Stored data entries:

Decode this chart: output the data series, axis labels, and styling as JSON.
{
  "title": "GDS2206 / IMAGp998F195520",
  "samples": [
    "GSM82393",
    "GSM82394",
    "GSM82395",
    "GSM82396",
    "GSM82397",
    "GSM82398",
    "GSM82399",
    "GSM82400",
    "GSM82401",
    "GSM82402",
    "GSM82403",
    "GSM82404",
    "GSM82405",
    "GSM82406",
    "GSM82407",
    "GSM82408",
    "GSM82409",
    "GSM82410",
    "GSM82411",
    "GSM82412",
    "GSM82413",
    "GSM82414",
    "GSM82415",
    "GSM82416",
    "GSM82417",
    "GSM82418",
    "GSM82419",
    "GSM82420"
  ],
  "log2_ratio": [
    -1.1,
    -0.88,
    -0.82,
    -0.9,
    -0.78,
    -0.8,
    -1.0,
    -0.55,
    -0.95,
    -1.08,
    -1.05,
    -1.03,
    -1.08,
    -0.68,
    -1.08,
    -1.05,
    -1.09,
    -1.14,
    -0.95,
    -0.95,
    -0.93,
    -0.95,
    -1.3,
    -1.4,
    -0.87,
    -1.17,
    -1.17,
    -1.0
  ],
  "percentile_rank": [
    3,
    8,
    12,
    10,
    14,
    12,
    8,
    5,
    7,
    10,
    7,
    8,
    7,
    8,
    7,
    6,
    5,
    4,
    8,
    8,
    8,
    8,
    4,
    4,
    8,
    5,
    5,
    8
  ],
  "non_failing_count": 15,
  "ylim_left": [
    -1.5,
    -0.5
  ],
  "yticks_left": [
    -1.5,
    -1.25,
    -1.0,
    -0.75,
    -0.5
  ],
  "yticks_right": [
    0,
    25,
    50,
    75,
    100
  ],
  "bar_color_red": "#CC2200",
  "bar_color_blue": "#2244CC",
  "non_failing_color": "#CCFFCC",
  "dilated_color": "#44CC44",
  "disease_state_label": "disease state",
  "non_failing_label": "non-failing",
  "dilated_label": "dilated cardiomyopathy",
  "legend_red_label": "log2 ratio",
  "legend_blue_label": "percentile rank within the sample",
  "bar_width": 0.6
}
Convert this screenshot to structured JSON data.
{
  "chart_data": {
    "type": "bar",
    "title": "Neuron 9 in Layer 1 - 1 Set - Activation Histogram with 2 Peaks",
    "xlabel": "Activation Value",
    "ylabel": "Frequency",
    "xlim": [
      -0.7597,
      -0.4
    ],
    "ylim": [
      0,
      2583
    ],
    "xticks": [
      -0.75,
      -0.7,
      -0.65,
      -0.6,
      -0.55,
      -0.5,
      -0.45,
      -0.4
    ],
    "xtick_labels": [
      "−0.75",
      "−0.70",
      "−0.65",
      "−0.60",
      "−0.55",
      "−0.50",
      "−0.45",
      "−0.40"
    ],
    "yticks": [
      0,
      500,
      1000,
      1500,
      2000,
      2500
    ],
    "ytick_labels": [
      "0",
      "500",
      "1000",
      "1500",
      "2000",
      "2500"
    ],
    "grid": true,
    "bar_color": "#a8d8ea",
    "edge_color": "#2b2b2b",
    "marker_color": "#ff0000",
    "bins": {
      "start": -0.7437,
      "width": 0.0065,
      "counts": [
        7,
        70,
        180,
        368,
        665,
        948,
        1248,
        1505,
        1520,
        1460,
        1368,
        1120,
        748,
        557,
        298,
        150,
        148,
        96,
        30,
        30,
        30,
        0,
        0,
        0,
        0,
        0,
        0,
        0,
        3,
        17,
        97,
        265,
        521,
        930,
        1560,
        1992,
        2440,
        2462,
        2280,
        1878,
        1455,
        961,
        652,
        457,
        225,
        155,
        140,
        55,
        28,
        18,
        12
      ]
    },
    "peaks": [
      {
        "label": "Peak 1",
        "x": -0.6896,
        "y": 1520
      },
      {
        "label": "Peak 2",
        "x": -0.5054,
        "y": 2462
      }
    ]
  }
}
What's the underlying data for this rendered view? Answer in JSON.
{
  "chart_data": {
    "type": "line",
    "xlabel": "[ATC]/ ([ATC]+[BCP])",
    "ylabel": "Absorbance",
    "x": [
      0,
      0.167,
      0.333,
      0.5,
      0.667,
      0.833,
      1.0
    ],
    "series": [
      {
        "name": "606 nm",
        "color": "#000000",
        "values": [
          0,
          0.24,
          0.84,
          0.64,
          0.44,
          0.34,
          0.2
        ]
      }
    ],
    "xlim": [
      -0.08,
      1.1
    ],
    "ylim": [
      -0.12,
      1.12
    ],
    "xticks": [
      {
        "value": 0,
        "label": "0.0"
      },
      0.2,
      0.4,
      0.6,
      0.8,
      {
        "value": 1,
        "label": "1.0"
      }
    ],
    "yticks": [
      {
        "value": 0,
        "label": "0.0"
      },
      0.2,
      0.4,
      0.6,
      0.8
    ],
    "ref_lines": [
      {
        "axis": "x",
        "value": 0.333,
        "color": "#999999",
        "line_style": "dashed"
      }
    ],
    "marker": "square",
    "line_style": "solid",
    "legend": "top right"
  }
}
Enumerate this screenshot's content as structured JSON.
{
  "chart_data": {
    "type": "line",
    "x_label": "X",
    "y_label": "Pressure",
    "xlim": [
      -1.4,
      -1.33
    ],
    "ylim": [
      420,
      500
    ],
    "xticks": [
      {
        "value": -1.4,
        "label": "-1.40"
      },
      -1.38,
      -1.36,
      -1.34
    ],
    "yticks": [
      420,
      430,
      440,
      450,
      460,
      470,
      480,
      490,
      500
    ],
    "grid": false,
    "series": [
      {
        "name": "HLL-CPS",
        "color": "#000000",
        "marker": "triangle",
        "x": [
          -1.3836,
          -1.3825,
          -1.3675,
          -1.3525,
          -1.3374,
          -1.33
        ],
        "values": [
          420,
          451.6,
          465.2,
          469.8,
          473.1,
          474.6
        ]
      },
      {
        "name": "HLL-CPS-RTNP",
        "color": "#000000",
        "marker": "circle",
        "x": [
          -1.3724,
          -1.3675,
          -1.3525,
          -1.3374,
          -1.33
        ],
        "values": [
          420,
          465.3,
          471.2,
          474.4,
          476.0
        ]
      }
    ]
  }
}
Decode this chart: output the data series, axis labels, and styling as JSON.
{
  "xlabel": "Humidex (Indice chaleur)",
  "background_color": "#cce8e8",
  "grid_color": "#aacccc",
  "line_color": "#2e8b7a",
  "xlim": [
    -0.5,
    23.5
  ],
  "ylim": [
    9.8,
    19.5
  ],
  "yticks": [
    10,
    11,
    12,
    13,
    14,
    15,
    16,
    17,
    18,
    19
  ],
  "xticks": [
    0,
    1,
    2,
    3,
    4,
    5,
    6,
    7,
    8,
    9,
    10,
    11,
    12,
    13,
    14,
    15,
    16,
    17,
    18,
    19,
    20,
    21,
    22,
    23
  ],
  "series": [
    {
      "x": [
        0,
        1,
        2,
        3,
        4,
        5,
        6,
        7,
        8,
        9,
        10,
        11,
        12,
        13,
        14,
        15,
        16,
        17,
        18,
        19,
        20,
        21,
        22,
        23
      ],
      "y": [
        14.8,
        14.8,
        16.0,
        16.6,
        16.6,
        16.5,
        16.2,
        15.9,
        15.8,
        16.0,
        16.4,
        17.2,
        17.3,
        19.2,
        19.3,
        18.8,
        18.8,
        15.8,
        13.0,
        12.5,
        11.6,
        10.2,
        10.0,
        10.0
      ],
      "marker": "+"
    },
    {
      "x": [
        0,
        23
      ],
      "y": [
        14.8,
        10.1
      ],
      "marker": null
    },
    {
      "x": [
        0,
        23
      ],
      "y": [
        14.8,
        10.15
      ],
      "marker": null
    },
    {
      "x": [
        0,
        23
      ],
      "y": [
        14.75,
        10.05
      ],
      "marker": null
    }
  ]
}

AIM:
From the listing, copy each line containing the word "xlabel".

FINISHED TASK:
    "xlabel": "Activation Value",
    "xlabel": "[ATC]/ ([ATC]+[BCP])",
  "xlabel": "Humidex (Indice chaleur)",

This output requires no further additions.